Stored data
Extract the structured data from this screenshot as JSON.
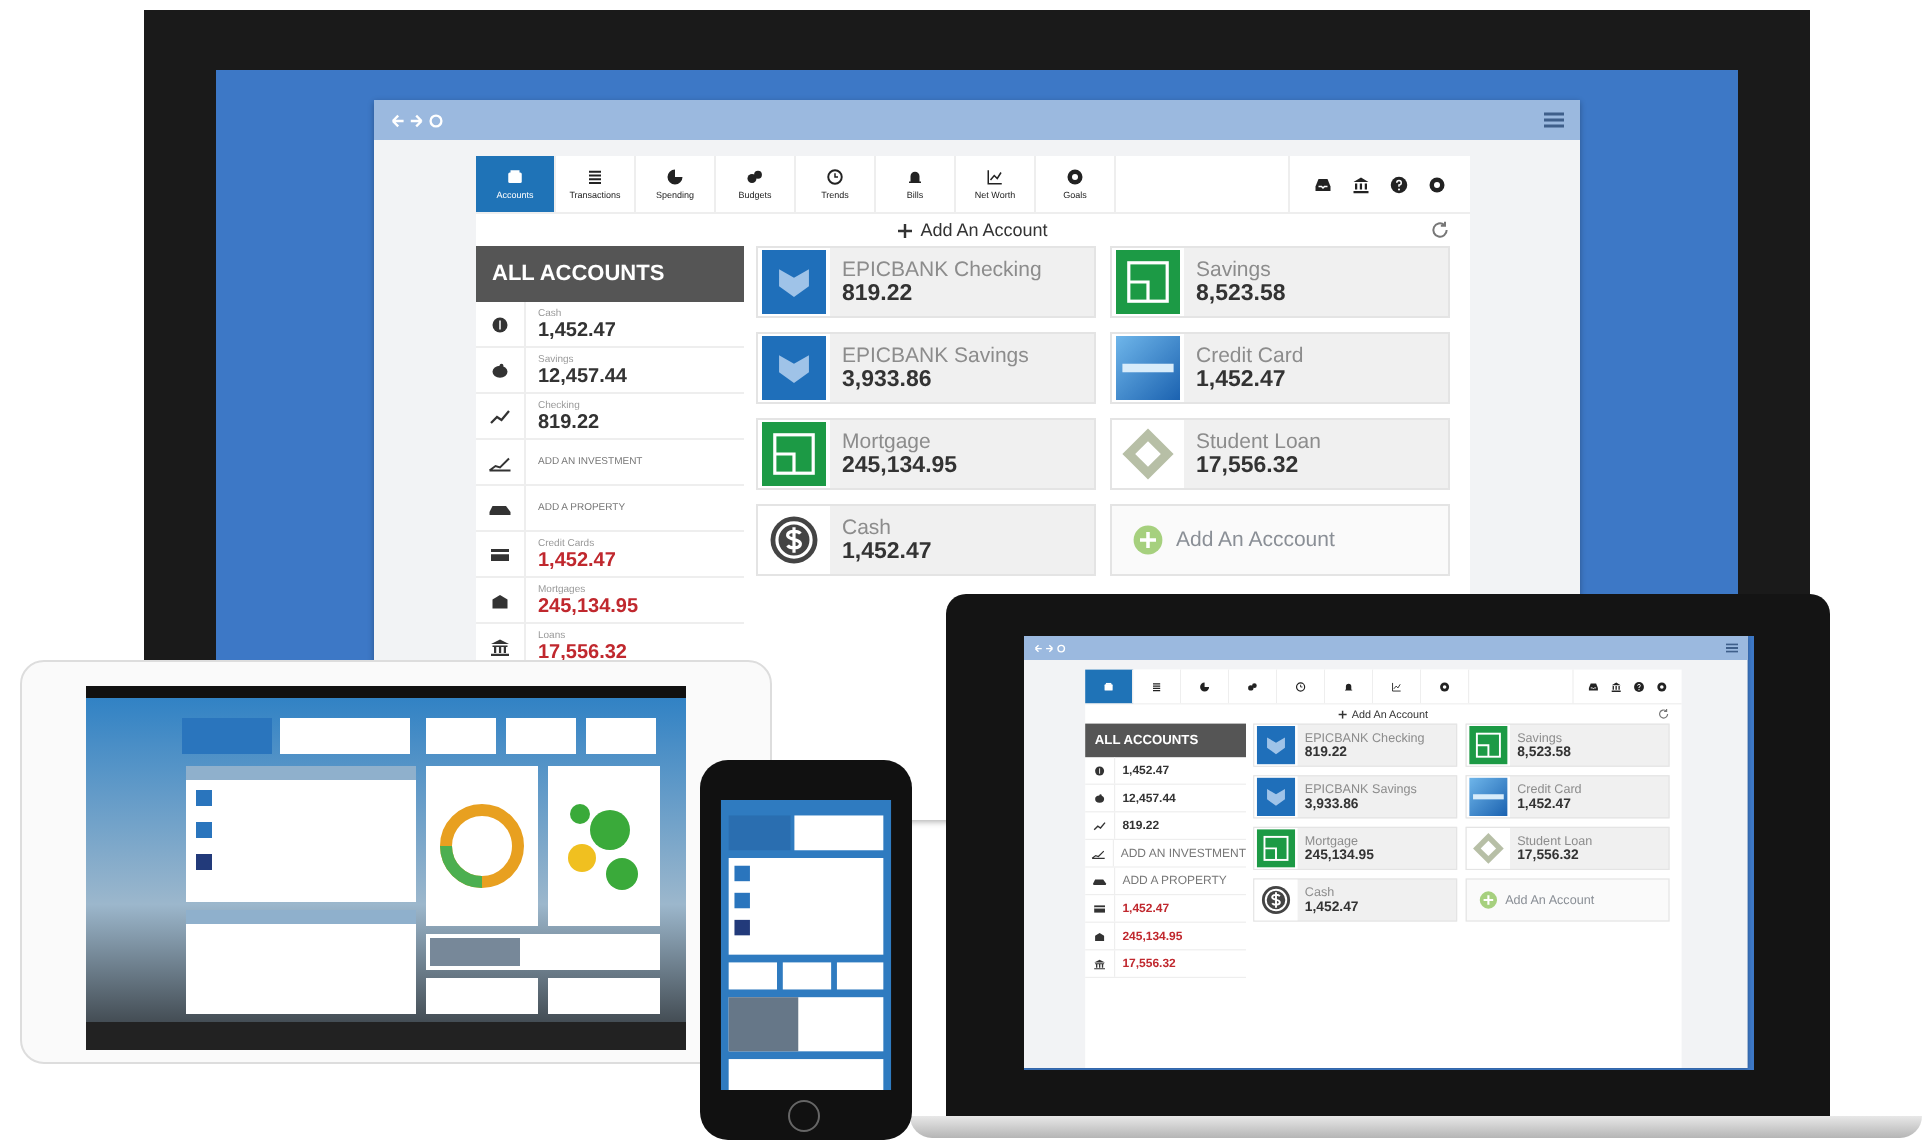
{
  "monitor_app": {
    "tabs": [
      {
        "label": "Accounts",
        "selected": true
      },
      {
        "label": "Transactions",
        "selected": false
      },
      {
        "label": "Spending",
        "selected": false
      },
      {
        "label": "Budgets",
        "selected": false
      },
      {
        "label": "Trends",
        "selected": false
      },
      {
        "label": "Bills",
        "selected": false
      },
      {
        "label": "Net Worth",
        "selected": false
      },
      {
        "label": "Goals",
        "selected": false
      }
    ],
    "add_account_link": "Add An Account",
    "sidebar": {
      "title": "ALL ACCOUNTS",
      "items": [
        {
          "kind": "balance",
          "label": "Cash",
          "amount": "1,452.47",
          "debt": false
        },
        {
          "kind": "balance",
          "label": "Savings",
          "amount": "12,457.44",
          "debt": false
        },
        {
          "kind": "balance",
          "label": "Checking",
          "amount": "819.22",
          "debt": false
        },
        {
          "kind": "action",
          "label": "ADD AN INVESTMENT"
        },
        {
          "kind": "action",
          "label": "ADD A PROPERTY"
        },
        {
          "kind": "balance",
          "label": "Credit Cards",
          "amount": "1,452.47",
          "debt": true
        },
        {
          "kind": "balance",
          "label": "Mortgages",
          "amount": "245,134.95",
          "debt": true
        },
        {
          "kind": "balance",
          "label": "Loans",
          "amount": "17,556.32",
          "debt": true
        }
      ]
    },
    "cards": [
      {
        "kind": "bank",
        "name": "EPICBANK Checking",
        "amount": "819.22"
      },
      {
        "kind": "savings",
        "name": "Savings",
        "amount": "8,523.58"
      },
      {
        "kind": "bank",
        "name": "EPICBANK Savings",
        "amount": "3,933.86"
      },
      {
        "kind": "card",
        "name": "Credit Card",
        "amount": "1,452.47"
      },
      {
        "kind": "savings",
        "name": "Mortgage",
        "amount": "245,134.95"
      },
      {
        "kind": "loan",
        "name": "Student Loan",
        "amount": "17,556.32"
      },
      {
        "kind": "cash",
        "name": "Cash",
        "amount": "1,452.47"
      },
      {
        "kind": "add",
        "name": "Add An Acccount"
      }
    ]
  },
  "laptop_app": {
    "tabs": [
      {
        "selected": true
      },
      {
        "selected": false
      },
      {
        "selected": false
      },
      {
        "selected": false
      },
      {
        "selected": false
      },
      {
        "selected": false
      },
      {
        "selected": false
      },
      {
        "selected": false
      }
    ],
    "add_account_link": "Add An Account",
    "sidebar": {
      "title": "ALL ACCOUNTS",
      "items": [
        {
          "kind": "balance",
          "amount": "1,452.47",
          "debt": false
        },
        {
          "kind": "balance",
          "amount": "12,457.44",
          "debt": false
        },
        {
          "kind": "balance",
          "amount": "819.22",
          "debt": false
        },
        {
          "kind": "action",
          "label": "ADD AN INVESTMENT"
        },
        {
          "kind": "action",
          "label": "ADD A PROPERTY"
        },
        {
          "kind": "balance",
          "amount": "1,452.47",
          "debt": true
        },
        {
          "kind": "balance",
          "amount": "245,134.95",
          "debt": true
        },
        {
          "kind": "balance",
          "amount": "17,556.32",
          "debt": true
        }
      ]
    },
    "cards": [
      {
        "kind": "bank",
        "name": "EPICBANK Checking",
        "amount": "819.22"
      },
      {
        "kind": "savings",
        "name": "Savings",
        "amount": "8,523.58"
      },
      {
        "kind": "bank",
        "name": "EPICBANK Savings",
        "amount": "3,933.86"
      },
      {
        "kind": "card",
        "name": "Credit Card",
        "amount": "1,452.47"
      },
      {
        "kind": "savings",
        "name": "Mortgage",
        "amount": "245,134.95"
      },
      {
        "kind": "loan",
        "name": "Student Loan",
        "amount": "17,556.32"
      },
      {
        "kind": "cash",
        "name": "Cash",
        "amount": "1,452.47"
      },
      {
        "kind": "add",
        "name": "Add An Account"
      }
    ]
  }
}
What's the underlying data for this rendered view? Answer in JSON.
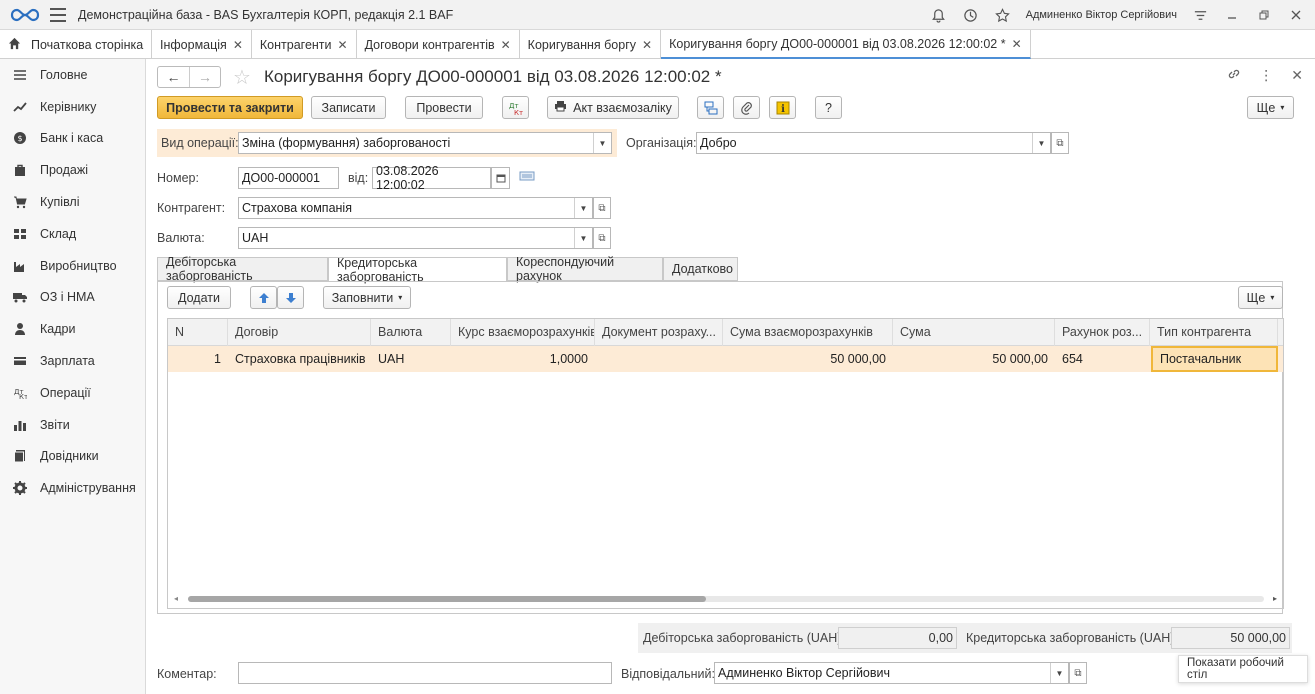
{
  "titlebar": {
    "app_title": "Демонстраційна база - BAS Бухгалтерія КОРП, редакція 2.1 BAF",
    "user": "Админенко Віктор Сергійович"
  },
  "tabs": {
    "home": "Початкова сторінка",
    "items": [
      {
        "label": "Інформація"
      },
      {
        "label": "Контрагенти"
      },
      {
        "label": "Договори контрагентів"
      },
      {
        "label": "Коригування боргу"
      },
      {
        "label": "Коригування боргу ДО00-000001 від 03.08.2026 12:00:02 *"
      }
    ]
  },
  "sidebar": {
    "items": [
      {
        "label": "Головне",
        "icon": "menu-icon"
      },
      {
        "label": "Керівнику",
        "icon": "trend-icon"
      },
      {
        "label": "Банк і каса",
        "icon": "coin-icon"
      },
      {
        "label": "Продажі",
        "icon": "bag-icon"
      },
      {
        "label": "Купівлі",
        "icon": "cart-icon"
      },
      {
        "label": "Склад",
        "icon": "warehouse-icon"
      },
      {
        "label": "Виробництво",
        "icon": "factory-icon"
      },
      {
        "label": "ОЗ і НМА",
        "icon": "truck-icon"
      },
      {
        "label": "Кадри",
        "icon": "person-icon"
      },
      {
        "label": "Зарплата",
        "icon": "wallet-icon"
      },
      {
        "label": "Операції",
        "icon": "operations-icon"
      },
      {
        "label": "Звіти",
        "icon": "chart-icon"
      },
      {
        "label": "Довідники",
        "icon": "book-icon"
      },
      {
        "label": "Адміністрування",
        "icon": "gear-icon"
      }
    ]
  },
  "doc": {
    "title": "Коригування боргу ДО00-000001 від 03.08.2026 12:00:02 *"
  },
  "toolbar": {
    "post_close": "Провести та закрити",
    "save": "Записати",
    "post": "Провести",
    "dtkt": "Дт Кт",
    "act": "Акт взаємозаліку",
    "help": "?",
    "more": "Ще"
  },
  "form": {
    "op_label": "Вид операції:",
    "op_value": "Зміна (формування) заборгованості",
    "org_label": "Організація:",
    "org_value": "Добро",
    "num_label": "Номер:",
    "num_value": "ДО00-000001",
    "date_label": "від:",
    "date_value": "03.08.2026 12:00:02",
    "contractor_label": "Контрагент:",
    "contractor_value": "Страхова компанія",
    "currency_label": "Валюта:",
    "currency_value": "UAH"
  },
  "form_tabs": [
    {
      "label": "Дебіторська заборгованість"
    },
    {
      "label": "Кредиторська заборгованість"
    },
    {
      "label": "Кореспондуючий рахунок"
    },
    {
      "label": "Додатково"
    }
  ],
  "table_toolbar": {
    "add": "Додати",
    "fill": "Заповнити",
    "more": "Ще"
  },
  "table": {
    "columns": [
      "N",
      "Договір",
      "Валюта",
      "Курс взаєморозрахунків",
      "Документ розраху...",
      "Сума взаєморозрахунків",
      "Сума",
      "Рахунок роз...",
      "Тип контрагента"
    ],
    "rows": [
      {
        "n": "1",
        "contract": "Страховка працівників",
        "currency": "UAH",
        "rate": "1,0000",
        "doc": "",
        "sum_settle": "50 000,00",
        "sum": "50 000,00",
        "account": "654",
        "type": "Постачальник"
      }
    ]
  },
  "totals": {
    "debit_label": "Дебіторська заборгованість (UAH):",
    "debit_value": "0,00",
    "credit_label": "Кредиторська заборгованість (UAH):",
    "credit_value": "50 000,00"
  },
  "footer": {
    "comment_label": "Коментар:",
    "comment_value": "",
    "responsible_label": "Відповідальний:",
    "responsible_value": "Админенко Віктор Сергійович"
  },
  "tooltip": "Показати робочий стіл"
}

Problem: Among the entries, how many lines include the word "взаєморозрахунків"? Answer with a single number and nothing further.

Written solution: 2